[STATED TASK] Print the listing below exactly.
▼
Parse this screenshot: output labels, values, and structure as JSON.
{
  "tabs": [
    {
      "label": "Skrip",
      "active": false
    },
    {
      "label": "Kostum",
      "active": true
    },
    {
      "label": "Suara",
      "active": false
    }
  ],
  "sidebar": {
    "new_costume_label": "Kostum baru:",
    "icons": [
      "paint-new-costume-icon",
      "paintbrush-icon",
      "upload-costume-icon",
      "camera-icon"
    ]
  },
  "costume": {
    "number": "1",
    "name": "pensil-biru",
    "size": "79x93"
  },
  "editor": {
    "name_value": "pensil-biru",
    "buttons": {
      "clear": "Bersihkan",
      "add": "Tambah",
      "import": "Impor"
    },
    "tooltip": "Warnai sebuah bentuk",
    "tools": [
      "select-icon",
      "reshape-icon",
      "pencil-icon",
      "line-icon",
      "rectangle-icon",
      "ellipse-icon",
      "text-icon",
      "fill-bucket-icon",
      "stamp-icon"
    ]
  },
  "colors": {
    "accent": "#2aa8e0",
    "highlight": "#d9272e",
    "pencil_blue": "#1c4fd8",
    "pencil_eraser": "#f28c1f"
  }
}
▲
[ANSWER BELOW]
Parse this screenshot: output labels, values, and structure as JSON.
{
  "tabs": [
    {
      "label": "Skrip",
      "active": false
    },
    {
      "label": "Kostum",
      "active": true
    },
    {
      "label": "Suara",
      "active": false
    }
  ],
  "sidebar": {
    "new_costume_label": "Kostum baru:",
    "icons": [
      "paint-new-costume-icon",
      "paintbrush-icon",
      "upload-costume-icon",
      "camera-icon"
    ]
  },
  "costume": {
    "number": "1",
    "name": "pensil-biru",
    "size": "79x93"
  },
  "editor": {
    "name_value": "pensil-biru",
    "buttons": {
      "clear": "Bersihkan",
      "add": "Tambah",
      "import": "Impor"
    },
    "tooltip": "Warnai sebuah bentuk",
    "tools": [
      "select-icon",
      "reshape-icon",
      "pencil-icon",
      "line-icon",
      "rectangle-icon",
      "ellipse-icon",
      "text-icon",
      "fill-bucket-icon",
      "stamp-icon"
    ]
  },
  "colors": {
    "accent": "#2aa8e0",
    "highlight": "#d9272e",
    "pencil_blue": "#1c4fd8",
    "pencil_eraser": "#f28c1f"
  }
}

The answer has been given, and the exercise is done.